··· TEXT SEGMENT ···

Respondents furnished free delivery of purchases and granted credit, which the chain grocery stores did not. Mrs. Conley testified the credit business was better because credit customers did not shop around; also their loss from granted credit was very small. There was thus nothing more than the fact there were other privately owned and chain grocery stores in Caldwell at all times in competition with respondents, but nothing to pinpoint or direct their losses, for the period for which they sued herein, were caused or attributable to competition.

Appellant argues that respondents having ten managers within ten years proves they were inefficient. There was no evidence they were incompetent or were discharged for inefficiency. In view of the record, the trial court could reasonably have considered, as he evidently did, that this turnover was of slight, if any, significance.

It was for the trial court to weigh and find from these various factors, and the evidence was amply sufficient to sustain the court’s finding in this particular, i. e., that respondents’ loss in the amount awarded was due to the odor of beet pulp and not competition or incompetent management and met the test as laid down relative to appellant’s contentions.

“Appellant’s underlying contention is that the record affords no basis other than surmise or conjecture for the court’s determination of the amount of damage caused by the dustfall as distinguished from that attributable to the weather. We are not able to agree. * t- *
“Decision in the cognate case of California Orange Co. v. Riverside Portland Cement Co., 50 Cal.App. 522, 195 P. 694, 697, turned upon a like corn-defendant that during the period of the parison.3 It was there shown by the operation of its cement plant the plaintiff’s orange grove was subject to nattural causes of injury, such as killing frosts and high northerly winds. The court said that if it is impossible to distinguish between the damage arising from injury attributable to the defendant and damage which has another origin, the trier of the facts should be left to make from the evidence the best possible estimate. The court pointed to evidence showing ‘that plaintiff’s grove, though not subject to any greater damage from the elements than other groves situated outside the zone of falling cement dust, did not produce as did the groves similarly situated outside the dust zone.’ The showing was thought sufficient to support the award of damages against the defendant. For a similar holding see International Agr. Corp. v. Abercrombie, 184 Ala. 244, 63 So. 549, 49 L.R. A.,N.S., 415.” Permanente Metals Corp. v. Pista, 9 Cir., 154 F.2d 568, at page 570.
“2. That case was cited with approval by the Supreme Court in Slater v. Pacific American Oil Co., 1931, 212 Cal. 648, 300 P. 31.”

··· DATA UNDER STUDY ···

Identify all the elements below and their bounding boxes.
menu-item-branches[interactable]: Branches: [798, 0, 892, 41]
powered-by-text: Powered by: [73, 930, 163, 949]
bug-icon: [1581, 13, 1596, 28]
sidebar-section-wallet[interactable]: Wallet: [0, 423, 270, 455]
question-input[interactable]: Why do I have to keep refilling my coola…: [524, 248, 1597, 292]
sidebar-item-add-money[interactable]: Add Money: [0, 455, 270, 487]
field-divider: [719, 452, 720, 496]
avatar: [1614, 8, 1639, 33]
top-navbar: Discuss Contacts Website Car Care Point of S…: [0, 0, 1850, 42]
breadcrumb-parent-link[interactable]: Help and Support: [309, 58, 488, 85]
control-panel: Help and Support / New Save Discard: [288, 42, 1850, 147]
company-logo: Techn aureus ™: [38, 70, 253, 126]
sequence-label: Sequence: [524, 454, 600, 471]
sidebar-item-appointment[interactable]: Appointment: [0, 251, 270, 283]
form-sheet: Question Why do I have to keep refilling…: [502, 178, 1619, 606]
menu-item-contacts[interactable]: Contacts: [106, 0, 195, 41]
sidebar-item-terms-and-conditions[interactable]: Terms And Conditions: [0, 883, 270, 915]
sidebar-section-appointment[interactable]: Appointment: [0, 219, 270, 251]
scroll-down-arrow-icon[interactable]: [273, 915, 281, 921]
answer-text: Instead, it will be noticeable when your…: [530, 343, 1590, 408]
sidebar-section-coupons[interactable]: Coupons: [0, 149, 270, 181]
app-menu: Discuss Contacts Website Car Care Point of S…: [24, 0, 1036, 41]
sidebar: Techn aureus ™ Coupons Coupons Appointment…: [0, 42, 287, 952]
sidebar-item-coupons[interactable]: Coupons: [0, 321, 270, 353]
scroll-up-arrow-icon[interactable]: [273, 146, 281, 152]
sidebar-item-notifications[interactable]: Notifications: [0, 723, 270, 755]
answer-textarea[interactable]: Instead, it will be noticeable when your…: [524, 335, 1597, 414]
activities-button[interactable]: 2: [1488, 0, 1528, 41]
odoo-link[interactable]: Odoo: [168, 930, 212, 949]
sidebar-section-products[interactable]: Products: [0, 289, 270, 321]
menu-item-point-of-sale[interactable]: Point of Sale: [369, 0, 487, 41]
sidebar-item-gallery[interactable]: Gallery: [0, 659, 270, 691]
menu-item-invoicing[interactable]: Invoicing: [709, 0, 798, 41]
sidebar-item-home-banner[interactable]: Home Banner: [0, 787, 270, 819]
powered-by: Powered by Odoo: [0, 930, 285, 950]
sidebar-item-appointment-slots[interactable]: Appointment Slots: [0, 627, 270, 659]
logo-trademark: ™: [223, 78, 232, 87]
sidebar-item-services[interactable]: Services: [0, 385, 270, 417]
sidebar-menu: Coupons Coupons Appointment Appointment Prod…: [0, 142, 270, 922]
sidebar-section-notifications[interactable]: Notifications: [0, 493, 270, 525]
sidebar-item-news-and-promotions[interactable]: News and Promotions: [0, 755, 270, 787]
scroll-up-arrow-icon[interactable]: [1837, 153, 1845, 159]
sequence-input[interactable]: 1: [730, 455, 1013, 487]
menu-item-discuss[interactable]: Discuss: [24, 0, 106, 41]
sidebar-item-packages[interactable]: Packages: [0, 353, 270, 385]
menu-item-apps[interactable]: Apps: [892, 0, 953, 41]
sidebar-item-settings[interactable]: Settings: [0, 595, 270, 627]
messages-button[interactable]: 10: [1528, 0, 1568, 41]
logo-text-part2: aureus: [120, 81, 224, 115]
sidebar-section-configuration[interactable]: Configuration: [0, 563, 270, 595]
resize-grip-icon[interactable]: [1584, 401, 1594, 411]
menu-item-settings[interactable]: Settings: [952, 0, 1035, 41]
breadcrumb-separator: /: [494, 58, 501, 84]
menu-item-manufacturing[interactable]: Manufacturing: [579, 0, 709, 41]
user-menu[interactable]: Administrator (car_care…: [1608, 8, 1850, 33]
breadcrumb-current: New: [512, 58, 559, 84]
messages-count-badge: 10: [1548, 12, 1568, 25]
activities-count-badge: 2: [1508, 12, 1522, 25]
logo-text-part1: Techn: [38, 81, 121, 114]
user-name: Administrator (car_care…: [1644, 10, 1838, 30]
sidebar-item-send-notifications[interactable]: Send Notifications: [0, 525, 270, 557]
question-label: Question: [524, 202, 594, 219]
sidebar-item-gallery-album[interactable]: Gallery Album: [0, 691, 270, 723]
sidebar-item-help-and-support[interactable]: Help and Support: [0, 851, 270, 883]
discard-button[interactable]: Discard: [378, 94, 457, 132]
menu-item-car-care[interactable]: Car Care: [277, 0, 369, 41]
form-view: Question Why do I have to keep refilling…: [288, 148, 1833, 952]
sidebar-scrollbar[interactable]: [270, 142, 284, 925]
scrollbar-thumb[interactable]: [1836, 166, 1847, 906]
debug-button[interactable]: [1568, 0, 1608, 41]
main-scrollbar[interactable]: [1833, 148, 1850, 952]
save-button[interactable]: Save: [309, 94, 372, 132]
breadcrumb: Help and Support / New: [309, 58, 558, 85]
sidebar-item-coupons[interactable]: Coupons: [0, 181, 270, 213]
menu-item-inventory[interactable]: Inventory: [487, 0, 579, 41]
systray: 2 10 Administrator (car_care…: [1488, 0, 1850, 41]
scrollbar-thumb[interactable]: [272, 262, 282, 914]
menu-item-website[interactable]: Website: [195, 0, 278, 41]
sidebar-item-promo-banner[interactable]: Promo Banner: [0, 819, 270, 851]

···

- [TASK STATEMENT]:
Answer these questions about the court excerpt.
(a) Why did Mrs. Conley say the credit business was better?
(b) How many managers did the respondents have within ten years?
(c) To what cause did the court's finding attribute the respondents' loss in the amount awarded?
Base every answer on the court excerpt alone.

- [ANSWER SECTION]:
(a) Credit customers did not shop around, and the loss from granted credit was very small.
(b) Ten managers.
(c) The odor of beet pulp.